Page extract:
____

CHAPTER XI: BACKGROUND FOR
PLANNING:
REFORESTATION AND AFFORESTATION PROJECTS
To improve the natural forest, the Government of Malaysia
has
conducted a cooperative tree-planting program with local
villagers.
As local people were hired to do the planting, they were
quite protective of the plantations.
As a result, poaching and
grazing damage have been minimal.
What is meant by reforestation and afforestation?
The term
reforestation is normally used when an area that
once supported forests is to be reforested; this includes
areas
such as abandoned agricultural lands, bush lands, or areas
already
forested but poorly stocked or stocked with inferior species
that
should be replaced with more productive species.
The term afforestation
is generally applied to projects whose goal is to plant
areas previously devoid of trees.
Most often, the term is used
for forestry projects in arid regions.
Actually,
differences between the two terms are slight and
need not be belabored.
The term reforestation will be used in
this manual to mean planting treeless areas, changing the
composition
of existing forests, or converting from other land uses to
environmentally sound forest production.
When is it important to plan reforestation projects?
Throughout most
of the Third World countries, native forests
have been greatly depleted, and in many cases, completely
eradicated.
Plans for the reforestation of these areas cannot be made
too soon. Forests
are essential to the quality of life and, in
most cases, to life itself and the life support system.
As the number of
people living in these areas increases, the
quality of the land on which they must live simultaneously
declines.
Unless solutions are implemented, the impact will be felt
not only locally but globally.
The consequences of not initiating
effective solutions immediately are accelerated soil loss
and land
deterioration, environmental degradation, and further
impoverishment
of the world population.

____

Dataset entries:
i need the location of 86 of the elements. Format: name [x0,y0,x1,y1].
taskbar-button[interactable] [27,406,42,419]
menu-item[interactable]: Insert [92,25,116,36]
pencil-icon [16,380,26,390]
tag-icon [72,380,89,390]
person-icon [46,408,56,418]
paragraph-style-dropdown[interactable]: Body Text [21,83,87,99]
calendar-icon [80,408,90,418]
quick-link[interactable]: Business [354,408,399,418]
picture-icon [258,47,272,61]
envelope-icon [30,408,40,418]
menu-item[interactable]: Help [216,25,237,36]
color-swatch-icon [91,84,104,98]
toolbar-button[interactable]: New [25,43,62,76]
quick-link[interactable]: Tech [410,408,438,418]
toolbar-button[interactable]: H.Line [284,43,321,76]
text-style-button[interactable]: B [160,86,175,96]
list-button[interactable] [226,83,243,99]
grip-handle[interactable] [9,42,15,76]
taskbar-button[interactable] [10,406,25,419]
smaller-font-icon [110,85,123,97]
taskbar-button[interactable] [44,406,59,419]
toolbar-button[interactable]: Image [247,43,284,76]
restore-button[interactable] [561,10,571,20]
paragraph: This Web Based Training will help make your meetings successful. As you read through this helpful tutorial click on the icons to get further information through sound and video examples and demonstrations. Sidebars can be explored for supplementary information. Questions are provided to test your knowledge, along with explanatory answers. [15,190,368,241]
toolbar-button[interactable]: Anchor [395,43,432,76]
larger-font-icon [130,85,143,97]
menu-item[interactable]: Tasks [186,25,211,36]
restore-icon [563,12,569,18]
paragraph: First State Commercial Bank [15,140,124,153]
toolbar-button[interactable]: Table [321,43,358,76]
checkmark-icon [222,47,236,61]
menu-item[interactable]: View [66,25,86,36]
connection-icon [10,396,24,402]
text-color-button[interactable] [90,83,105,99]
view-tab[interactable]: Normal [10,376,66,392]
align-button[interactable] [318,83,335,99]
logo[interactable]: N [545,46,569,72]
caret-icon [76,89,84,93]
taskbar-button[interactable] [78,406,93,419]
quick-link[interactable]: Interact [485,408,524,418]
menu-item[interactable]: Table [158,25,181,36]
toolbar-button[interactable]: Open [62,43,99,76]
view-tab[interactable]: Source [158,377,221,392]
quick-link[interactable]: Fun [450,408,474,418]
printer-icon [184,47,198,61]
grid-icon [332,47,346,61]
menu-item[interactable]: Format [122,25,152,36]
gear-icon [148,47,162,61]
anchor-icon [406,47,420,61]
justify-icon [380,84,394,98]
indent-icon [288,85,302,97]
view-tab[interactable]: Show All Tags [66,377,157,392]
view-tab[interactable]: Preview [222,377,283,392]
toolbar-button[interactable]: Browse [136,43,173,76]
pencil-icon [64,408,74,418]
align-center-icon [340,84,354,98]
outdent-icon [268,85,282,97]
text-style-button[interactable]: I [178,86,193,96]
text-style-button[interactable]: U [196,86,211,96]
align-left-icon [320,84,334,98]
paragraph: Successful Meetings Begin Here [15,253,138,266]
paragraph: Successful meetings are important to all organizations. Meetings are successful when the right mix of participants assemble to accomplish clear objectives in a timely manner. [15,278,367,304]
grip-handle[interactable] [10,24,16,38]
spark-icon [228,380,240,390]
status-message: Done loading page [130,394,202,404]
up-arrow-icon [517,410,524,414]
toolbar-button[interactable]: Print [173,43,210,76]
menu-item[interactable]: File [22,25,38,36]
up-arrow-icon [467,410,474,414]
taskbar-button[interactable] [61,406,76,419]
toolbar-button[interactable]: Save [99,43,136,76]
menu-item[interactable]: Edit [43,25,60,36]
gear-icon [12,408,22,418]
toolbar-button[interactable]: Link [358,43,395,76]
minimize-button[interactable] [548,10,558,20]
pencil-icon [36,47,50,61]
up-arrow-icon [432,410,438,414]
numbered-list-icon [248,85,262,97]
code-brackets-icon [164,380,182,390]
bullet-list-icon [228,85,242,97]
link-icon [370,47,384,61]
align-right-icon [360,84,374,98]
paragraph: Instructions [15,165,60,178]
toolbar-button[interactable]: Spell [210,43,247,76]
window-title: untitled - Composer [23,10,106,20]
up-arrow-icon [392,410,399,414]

____

Complete the following:
1 – Output the entire excerpt on reforestation and afforestation planning, word for word.
2 – Return the dataset entries verbatim from their first line through the line containing "person-icon [46,408,56,418]", including both of those lines and nothing more.

Solutions to the exercise:
1 –
CHAPTER XI: BACKGROUND FOR
PLANNING:
REFORESTATION AND AFFORESTATION PROJECTS
To improve the natural forest, the Government of Malaysia
has
conducted a cooperative tree-planting program with local
villagers.
As local people were hired to do the planting, they were
quite protective of the plantations.
As a result, poaching and
grazing damage have been minimal.
What is meant by reforestation and afforestation?
The term
reforestation is normally used when an area that
once supported forests is to be reforested; this includes
areas
such as abandoned agricultural lands, bush lands, or areas
already
forested but poorly stocked or stocked with inferior species
that
should be replaced with more productive species.
The term afforestation
is generally applied to projects whose goal is to plant
areas previously devoid of trees.
Most often, the term is used
for forestry projects in arid regions.
Actually,
differences between the two terms are slight and
need not be belabored.
The term reforestation will be used in
this manual to mean planting treeless areas, changing the
composition
of existing forests, or converting from other land uses to
environmentally sound forest production.
When is it important to plan reforestation projects?
Throughout most
of the Third World countries, native forests
have been greatly depleted, and in many cases, completely
eradicated.
Plans for the reforestation of these areas cannot be made
too soon. Forests
are essential to the quality of life and, in
most cases, to life itself and the life support system.
As the number of
people living in these areas increases, the
quality of the land on which they must live simultaneously
declines.
Unless solutions are implemented, the impact will be felt
not only locally but globally.
The consequences of not initiating
effective solutions immediately are accelerated soil loss
and land
deterioration, environmental degradation, and further
impoverishment
of the world population.

2 –
i need the location of 86 of the elements. Format: name [x0,y0,x1,y1].
taskbar-button[interactable] [27,406,42,419]
menu-item[interactable]: Insert [92,25,116,36]
pencil-icon [16,380,26,390]
tag-icon [72,380,89,390]
person-icon [46,408,56,418]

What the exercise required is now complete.